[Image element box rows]
----

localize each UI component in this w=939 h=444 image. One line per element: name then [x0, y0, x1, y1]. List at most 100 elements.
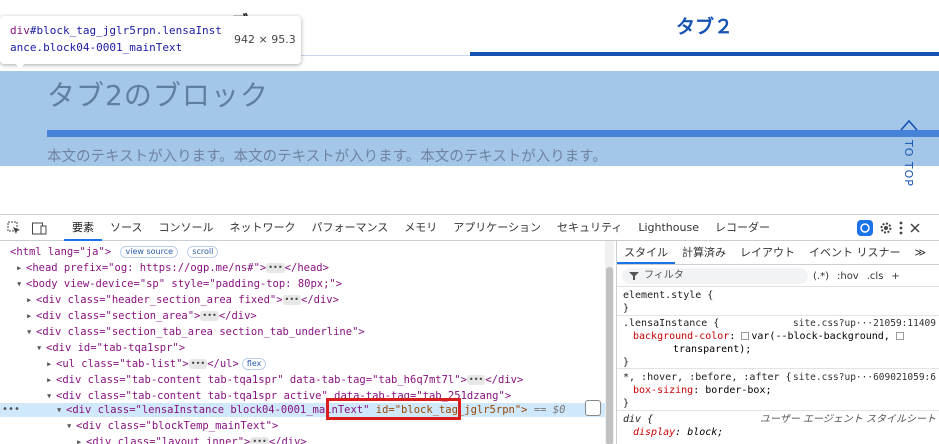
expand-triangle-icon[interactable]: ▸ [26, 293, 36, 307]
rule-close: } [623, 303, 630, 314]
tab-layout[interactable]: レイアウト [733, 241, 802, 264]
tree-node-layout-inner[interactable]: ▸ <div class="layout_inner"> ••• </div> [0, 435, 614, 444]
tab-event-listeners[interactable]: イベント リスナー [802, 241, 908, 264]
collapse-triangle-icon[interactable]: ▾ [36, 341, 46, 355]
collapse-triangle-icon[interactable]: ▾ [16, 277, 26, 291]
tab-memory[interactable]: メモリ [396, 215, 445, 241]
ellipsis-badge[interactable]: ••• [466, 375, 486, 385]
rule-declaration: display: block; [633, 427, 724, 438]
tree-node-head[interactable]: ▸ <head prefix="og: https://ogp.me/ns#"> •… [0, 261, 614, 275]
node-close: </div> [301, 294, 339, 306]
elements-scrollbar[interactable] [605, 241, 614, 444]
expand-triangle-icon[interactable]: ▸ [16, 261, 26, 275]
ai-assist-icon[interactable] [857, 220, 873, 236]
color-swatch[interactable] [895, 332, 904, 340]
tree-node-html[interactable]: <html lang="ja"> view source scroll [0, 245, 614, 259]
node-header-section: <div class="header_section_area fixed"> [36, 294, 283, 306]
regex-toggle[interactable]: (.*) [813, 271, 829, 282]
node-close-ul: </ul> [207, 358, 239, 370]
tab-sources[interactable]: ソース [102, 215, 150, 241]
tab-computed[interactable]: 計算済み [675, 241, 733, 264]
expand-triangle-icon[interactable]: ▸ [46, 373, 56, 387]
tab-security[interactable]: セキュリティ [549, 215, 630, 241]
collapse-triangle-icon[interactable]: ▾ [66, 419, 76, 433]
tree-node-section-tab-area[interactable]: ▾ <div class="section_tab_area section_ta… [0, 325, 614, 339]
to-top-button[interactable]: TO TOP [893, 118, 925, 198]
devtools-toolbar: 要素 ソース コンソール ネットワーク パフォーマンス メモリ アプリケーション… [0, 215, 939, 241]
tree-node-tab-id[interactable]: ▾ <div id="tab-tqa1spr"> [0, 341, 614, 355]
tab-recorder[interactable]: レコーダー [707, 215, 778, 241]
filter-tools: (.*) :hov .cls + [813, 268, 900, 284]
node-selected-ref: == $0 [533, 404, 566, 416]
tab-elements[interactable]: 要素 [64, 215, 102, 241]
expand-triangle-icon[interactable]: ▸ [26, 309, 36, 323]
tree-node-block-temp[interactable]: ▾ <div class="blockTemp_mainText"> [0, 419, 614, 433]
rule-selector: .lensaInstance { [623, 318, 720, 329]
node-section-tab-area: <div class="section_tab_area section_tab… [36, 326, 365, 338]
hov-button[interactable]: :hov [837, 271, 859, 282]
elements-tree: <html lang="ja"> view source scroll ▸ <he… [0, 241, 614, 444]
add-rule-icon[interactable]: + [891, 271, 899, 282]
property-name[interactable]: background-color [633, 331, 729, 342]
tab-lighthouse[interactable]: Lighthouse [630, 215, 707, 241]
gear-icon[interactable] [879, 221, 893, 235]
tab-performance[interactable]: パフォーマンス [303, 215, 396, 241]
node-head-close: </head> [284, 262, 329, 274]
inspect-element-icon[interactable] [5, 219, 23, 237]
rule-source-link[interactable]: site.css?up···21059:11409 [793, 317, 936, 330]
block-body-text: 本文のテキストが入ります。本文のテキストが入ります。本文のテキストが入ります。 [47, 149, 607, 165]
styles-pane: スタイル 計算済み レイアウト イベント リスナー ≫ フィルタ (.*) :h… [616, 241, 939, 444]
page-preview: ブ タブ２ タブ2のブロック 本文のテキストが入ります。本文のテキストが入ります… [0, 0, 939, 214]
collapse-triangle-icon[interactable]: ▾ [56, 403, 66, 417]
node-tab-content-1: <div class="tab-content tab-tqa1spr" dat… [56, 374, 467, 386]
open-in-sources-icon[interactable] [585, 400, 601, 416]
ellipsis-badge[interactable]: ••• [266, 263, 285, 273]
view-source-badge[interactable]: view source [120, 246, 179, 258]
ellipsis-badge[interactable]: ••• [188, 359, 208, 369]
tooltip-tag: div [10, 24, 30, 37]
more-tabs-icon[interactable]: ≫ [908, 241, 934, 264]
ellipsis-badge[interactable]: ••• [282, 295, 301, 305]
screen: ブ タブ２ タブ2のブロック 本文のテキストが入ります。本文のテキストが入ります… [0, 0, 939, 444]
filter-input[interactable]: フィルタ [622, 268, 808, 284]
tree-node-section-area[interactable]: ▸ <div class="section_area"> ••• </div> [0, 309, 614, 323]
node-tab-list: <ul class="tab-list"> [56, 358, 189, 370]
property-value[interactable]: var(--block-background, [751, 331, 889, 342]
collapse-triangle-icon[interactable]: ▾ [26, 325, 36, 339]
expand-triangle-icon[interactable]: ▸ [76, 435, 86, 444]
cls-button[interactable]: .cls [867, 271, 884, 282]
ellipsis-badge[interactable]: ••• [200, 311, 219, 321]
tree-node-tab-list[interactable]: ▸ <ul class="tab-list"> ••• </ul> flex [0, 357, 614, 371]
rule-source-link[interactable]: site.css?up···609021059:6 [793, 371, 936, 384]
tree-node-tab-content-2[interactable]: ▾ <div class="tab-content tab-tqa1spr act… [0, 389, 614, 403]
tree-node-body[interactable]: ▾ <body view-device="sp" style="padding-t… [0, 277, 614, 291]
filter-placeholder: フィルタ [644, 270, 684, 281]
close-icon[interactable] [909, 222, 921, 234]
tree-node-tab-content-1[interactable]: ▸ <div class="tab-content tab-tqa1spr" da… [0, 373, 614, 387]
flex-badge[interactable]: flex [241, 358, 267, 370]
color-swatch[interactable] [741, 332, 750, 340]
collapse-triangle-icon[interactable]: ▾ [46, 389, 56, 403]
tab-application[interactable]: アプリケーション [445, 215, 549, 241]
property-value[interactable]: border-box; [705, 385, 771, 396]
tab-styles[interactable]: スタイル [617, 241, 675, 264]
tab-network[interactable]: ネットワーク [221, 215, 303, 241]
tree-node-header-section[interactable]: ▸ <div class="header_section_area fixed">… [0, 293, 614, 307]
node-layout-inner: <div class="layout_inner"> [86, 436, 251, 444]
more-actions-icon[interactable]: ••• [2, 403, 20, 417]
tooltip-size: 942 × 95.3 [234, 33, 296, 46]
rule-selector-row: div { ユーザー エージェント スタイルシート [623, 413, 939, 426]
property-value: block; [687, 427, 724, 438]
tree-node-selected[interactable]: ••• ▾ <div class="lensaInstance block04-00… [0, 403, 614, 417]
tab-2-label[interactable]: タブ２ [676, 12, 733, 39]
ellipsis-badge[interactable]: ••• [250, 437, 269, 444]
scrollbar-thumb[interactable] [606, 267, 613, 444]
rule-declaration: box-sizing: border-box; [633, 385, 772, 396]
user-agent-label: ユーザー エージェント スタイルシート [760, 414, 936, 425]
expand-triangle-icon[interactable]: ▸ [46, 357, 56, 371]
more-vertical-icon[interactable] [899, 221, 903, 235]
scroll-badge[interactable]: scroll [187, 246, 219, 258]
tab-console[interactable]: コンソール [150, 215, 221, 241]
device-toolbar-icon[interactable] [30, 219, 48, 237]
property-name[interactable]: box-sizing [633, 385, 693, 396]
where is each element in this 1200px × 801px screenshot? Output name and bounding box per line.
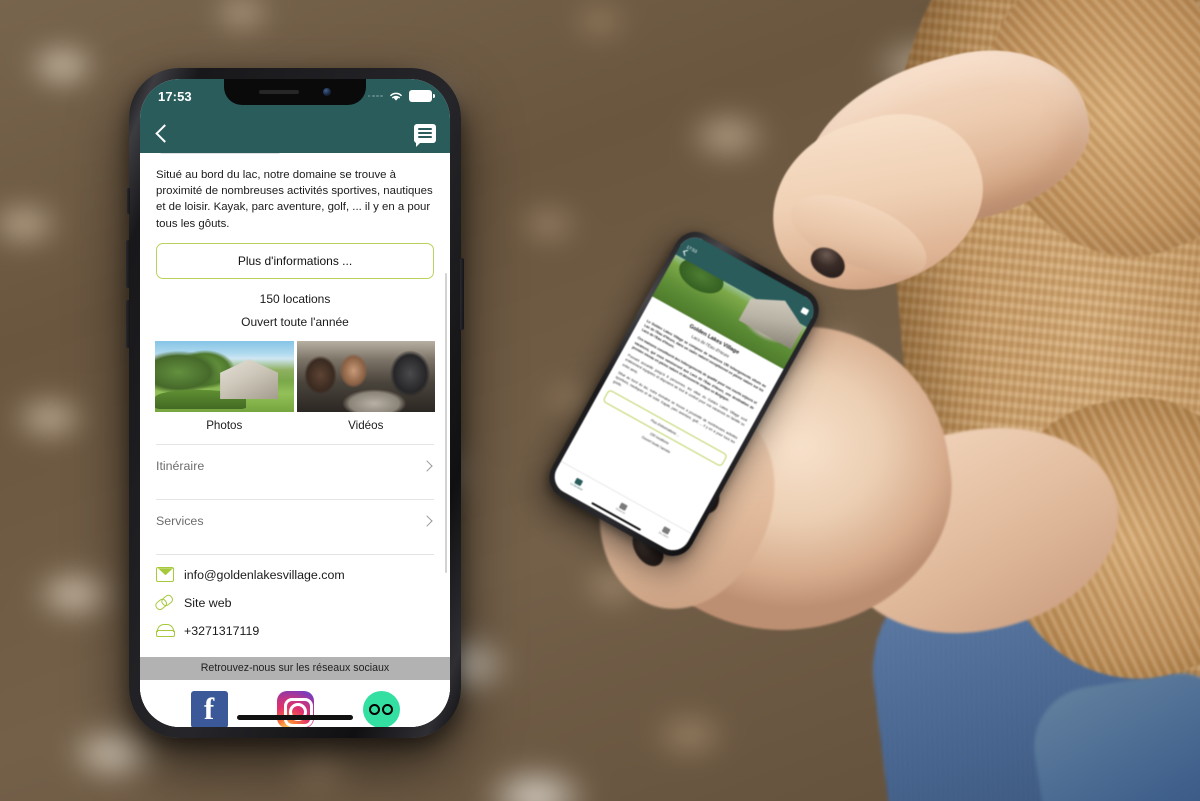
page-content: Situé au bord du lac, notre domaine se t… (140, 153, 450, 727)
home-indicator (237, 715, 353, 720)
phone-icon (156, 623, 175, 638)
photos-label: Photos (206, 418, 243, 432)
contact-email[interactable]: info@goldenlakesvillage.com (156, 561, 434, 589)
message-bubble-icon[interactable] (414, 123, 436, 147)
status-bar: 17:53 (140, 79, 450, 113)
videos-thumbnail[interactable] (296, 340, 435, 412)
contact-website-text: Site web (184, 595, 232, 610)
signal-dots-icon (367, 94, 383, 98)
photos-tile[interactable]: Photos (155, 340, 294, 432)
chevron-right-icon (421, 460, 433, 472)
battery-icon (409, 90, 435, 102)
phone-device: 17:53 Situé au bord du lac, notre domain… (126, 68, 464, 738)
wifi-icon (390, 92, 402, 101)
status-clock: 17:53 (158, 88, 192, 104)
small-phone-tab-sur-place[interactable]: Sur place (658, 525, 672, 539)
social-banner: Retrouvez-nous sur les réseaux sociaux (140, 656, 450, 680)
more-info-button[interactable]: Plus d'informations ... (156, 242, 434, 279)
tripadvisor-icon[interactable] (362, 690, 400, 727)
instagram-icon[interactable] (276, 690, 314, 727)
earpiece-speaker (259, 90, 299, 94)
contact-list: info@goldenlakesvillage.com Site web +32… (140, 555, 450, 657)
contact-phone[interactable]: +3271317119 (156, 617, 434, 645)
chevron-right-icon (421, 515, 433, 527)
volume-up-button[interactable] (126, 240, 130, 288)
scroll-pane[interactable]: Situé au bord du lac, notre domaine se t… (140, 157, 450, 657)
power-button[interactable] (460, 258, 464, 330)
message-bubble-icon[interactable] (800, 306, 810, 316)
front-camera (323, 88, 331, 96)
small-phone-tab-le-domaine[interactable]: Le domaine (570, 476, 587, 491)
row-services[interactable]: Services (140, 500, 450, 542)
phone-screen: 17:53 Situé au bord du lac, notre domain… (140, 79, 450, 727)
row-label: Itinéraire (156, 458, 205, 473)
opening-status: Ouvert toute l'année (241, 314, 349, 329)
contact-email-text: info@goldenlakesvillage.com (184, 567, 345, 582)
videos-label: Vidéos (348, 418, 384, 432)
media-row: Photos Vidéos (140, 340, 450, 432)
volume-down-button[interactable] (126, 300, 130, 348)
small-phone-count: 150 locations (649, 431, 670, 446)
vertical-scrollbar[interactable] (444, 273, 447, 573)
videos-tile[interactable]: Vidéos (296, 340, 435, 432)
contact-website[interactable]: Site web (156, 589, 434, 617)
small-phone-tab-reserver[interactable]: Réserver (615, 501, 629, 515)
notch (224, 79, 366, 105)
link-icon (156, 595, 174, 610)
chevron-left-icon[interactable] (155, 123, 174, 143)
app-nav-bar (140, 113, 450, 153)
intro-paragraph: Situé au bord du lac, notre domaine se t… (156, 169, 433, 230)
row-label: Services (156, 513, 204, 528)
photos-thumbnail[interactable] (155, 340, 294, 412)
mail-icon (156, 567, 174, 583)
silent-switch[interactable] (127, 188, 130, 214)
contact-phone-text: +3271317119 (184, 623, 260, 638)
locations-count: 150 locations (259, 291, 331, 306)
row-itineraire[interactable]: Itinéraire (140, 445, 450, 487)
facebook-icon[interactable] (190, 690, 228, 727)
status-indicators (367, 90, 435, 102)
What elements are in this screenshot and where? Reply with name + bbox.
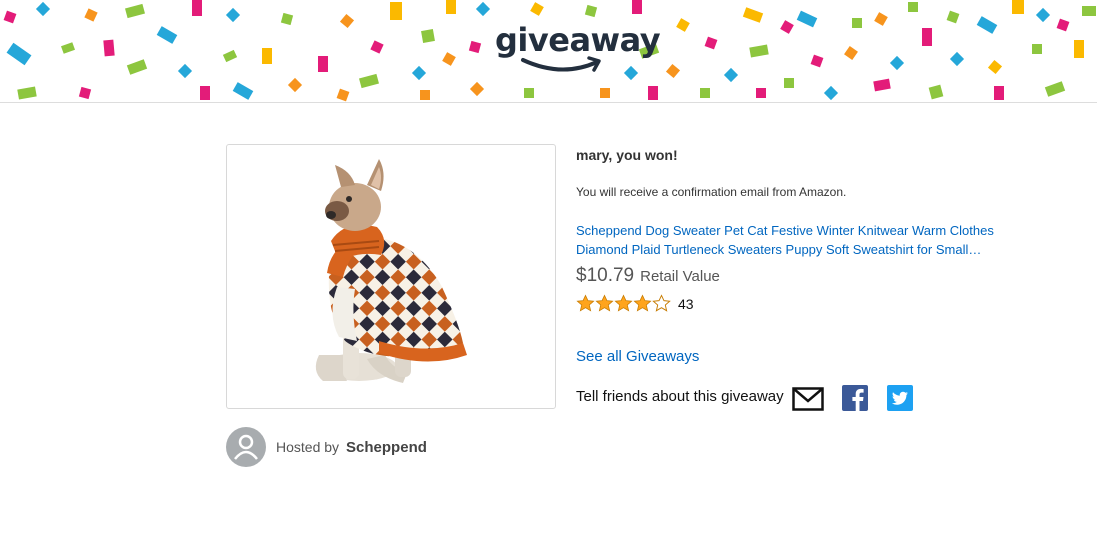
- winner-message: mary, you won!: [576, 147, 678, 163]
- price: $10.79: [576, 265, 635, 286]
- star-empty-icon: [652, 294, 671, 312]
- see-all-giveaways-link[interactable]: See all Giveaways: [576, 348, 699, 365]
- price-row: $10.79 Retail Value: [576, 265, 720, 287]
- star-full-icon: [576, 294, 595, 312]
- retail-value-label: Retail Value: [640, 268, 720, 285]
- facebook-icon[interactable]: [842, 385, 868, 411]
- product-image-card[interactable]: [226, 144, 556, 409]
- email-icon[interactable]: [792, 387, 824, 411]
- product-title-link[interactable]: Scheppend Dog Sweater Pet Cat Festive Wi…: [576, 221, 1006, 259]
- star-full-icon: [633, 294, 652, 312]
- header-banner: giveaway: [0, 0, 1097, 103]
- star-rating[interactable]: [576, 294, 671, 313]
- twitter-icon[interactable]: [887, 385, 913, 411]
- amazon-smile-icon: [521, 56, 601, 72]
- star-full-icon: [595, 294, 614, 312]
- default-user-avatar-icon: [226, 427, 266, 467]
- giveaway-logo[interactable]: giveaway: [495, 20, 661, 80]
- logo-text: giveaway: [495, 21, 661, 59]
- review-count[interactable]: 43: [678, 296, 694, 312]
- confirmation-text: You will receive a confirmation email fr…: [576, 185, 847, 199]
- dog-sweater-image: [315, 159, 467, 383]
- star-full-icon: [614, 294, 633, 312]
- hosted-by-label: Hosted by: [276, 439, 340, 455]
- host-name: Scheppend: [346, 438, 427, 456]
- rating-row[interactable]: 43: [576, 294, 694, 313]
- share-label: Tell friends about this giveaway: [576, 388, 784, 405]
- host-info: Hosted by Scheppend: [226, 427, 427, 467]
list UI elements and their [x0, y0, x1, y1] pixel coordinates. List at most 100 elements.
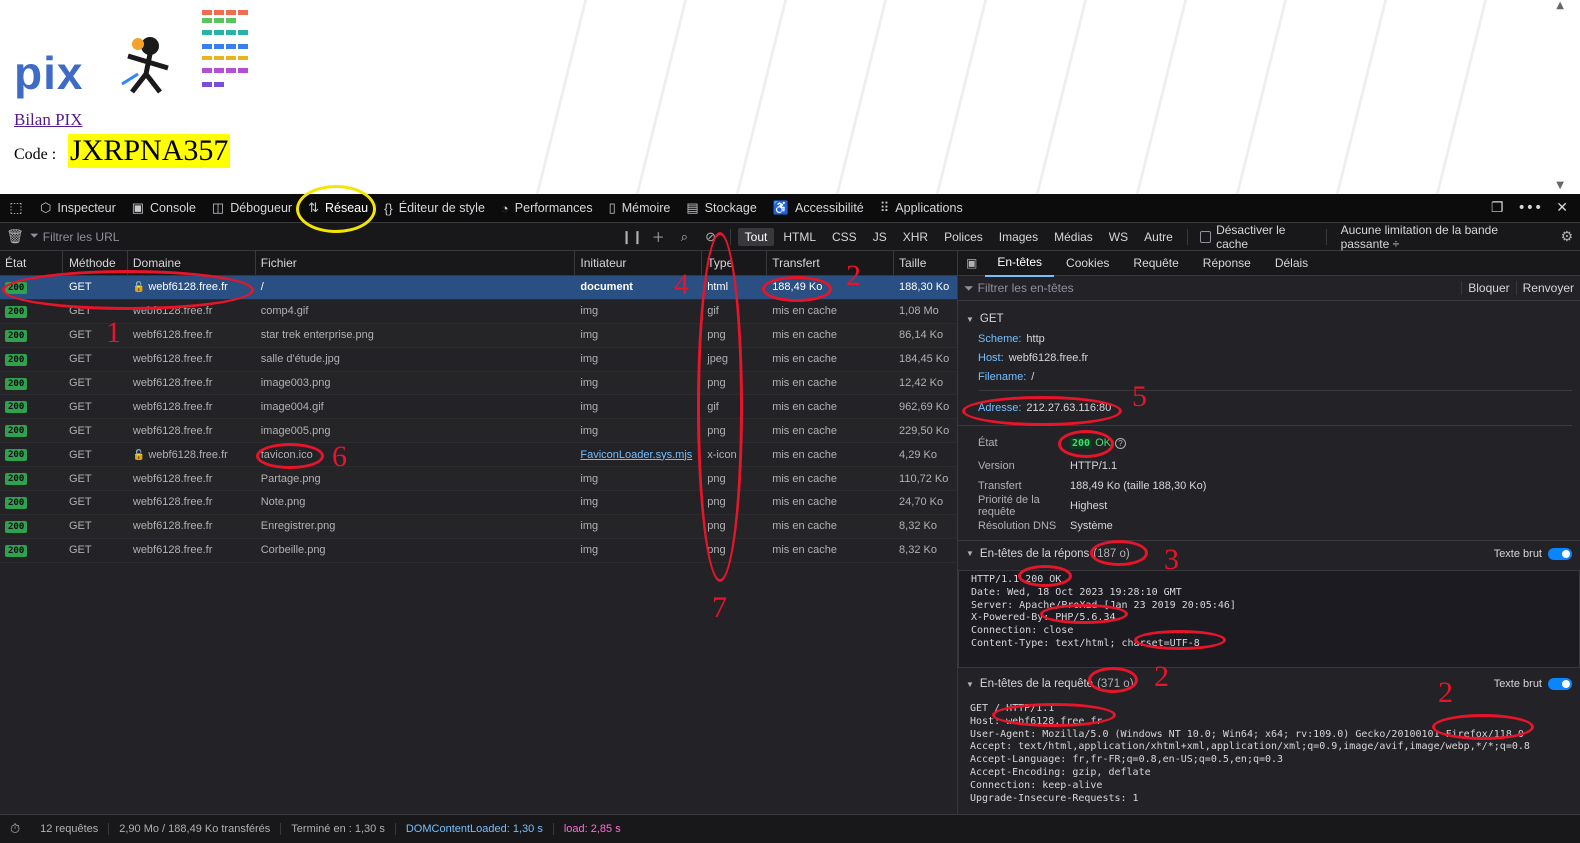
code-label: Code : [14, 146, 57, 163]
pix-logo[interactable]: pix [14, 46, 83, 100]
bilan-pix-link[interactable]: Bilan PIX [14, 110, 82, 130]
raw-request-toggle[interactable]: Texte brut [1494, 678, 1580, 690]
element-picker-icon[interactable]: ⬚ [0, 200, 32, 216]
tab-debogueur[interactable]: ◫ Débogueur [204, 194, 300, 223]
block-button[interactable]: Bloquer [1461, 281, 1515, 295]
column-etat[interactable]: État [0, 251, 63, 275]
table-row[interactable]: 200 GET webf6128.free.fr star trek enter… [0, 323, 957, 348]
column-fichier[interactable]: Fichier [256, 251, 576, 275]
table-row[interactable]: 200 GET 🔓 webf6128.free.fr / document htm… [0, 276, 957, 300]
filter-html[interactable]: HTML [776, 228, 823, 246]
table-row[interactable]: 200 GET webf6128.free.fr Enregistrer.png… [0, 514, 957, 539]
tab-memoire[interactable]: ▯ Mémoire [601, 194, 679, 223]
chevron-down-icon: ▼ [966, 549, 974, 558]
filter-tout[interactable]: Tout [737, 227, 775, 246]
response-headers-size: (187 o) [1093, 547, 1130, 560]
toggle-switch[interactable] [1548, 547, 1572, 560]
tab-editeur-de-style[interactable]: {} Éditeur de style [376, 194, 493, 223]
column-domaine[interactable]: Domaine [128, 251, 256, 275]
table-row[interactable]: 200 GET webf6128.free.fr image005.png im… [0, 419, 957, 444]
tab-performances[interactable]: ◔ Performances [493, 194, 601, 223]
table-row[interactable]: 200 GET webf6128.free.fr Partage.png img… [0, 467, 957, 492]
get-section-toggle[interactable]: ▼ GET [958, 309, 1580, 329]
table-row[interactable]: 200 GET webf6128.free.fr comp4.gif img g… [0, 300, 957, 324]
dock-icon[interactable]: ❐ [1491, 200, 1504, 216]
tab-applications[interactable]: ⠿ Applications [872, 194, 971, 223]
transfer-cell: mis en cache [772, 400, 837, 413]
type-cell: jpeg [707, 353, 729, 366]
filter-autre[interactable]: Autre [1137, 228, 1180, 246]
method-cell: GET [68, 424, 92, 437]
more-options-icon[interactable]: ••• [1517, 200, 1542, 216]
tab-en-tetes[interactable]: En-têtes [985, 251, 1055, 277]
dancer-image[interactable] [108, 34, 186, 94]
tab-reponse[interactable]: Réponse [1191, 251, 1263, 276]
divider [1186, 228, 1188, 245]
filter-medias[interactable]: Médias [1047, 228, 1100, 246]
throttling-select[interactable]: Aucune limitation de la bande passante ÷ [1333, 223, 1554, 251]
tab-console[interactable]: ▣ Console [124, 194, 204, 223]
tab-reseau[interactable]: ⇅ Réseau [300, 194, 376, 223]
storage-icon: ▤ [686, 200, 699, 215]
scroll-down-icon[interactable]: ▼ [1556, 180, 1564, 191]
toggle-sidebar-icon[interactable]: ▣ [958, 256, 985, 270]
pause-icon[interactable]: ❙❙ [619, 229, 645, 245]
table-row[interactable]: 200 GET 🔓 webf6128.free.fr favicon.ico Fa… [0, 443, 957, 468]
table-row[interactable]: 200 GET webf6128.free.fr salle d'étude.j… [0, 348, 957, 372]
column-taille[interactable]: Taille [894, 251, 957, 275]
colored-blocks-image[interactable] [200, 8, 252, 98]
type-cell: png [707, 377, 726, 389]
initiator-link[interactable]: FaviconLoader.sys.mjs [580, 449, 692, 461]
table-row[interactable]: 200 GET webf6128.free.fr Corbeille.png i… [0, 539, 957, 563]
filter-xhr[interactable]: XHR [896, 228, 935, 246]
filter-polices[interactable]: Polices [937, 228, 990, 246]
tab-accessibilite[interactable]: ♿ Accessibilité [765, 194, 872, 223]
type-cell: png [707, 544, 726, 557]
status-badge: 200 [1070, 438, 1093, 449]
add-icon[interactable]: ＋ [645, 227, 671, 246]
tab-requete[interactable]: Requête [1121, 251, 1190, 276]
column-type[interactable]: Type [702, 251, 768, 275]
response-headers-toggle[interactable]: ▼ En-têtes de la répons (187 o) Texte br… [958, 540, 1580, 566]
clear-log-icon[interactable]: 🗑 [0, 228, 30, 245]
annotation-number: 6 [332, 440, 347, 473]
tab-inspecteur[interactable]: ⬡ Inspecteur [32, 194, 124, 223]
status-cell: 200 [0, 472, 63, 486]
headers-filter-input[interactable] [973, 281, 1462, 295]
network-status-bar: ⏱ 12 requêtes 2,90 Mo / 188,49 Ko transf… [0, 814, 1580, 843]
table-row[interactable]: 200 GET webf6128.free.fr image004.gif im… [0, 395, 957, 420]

----

## [Stated problem]
Copy out the rows from the line containing "- winner-message: mary, you" through the line containing "- host-info: Hosted", changing "star-full-icon" to "star-filled-icon" and keeping everything else as it is. Give only those lines.

## [Worked solution]
- winner-message: mary, you won!: [576, 147, 678, 163]
- price: $10.79: [576, 265, 635, 286]
- star-empty-icon: [652, 294, 671, 312]
- see-all-giveaways-link[interactable]: See all Giveaways: [576, 348, 699, 365]
- price-row: $10.79 Retail Value: [576, 265, 720, 287]
- star-filled-icon: [576, 294, 595, 312]
- retail-value-label: Retail Value: [640, 268, 720, 285]
- facebook-icon[interactable]: [842, 385, 868, 411]
- product-image-card[interactable]: [226, 144, 556, 409]
- email-icon[interactable]: [792, 387, 824, 411]
- product-title-link[interactable]: Scheppend Dog Sweater Pet Cat Festive Wi…: [576, 221, 1006, 259]
- star-filled-icon: [633, 294, 652, 312]
- header-banner: giveaway: [0, 0, 1097, 103]
- star-rating[interactable]: [576, 294, 671, 313]
- twitter-icon[interactable]: [887, 385, 913, 411]
- amazon-smile-icon: [521, 56, 601, 72]
- star-filled-icon: [595, 294, 614, 312]
- default-user-avatar-icon: [226, 427, 266, 467]
- giveaway-logo[interactable]: giveaway: [495, 20, 661, 80]
- logo-text: giveaway: [495, 21, 661, 59]
- review-count[interactable]: 43: [678, 296, 694, 312]
- confirmation-text: You will receive a confirmation email fr…: [576, 185, 847, 199]
- dog-sweater-image: [315, 159, 467, 383]
- star-filled-icon: [614, 294, 633, 312]
- hosted-by-label: Hosted by: [276, 439, 340, 455]
- host-name: Scheppend: [346, 438, 427, 456]
- rating-row[interactable]: 43: [576, 294, 694, 313]
- share-label: Tell friends about this giveaway: [576, 388, 784, 405]
- host-info: Hosted by Scheppend: [226, 427, 427, 467]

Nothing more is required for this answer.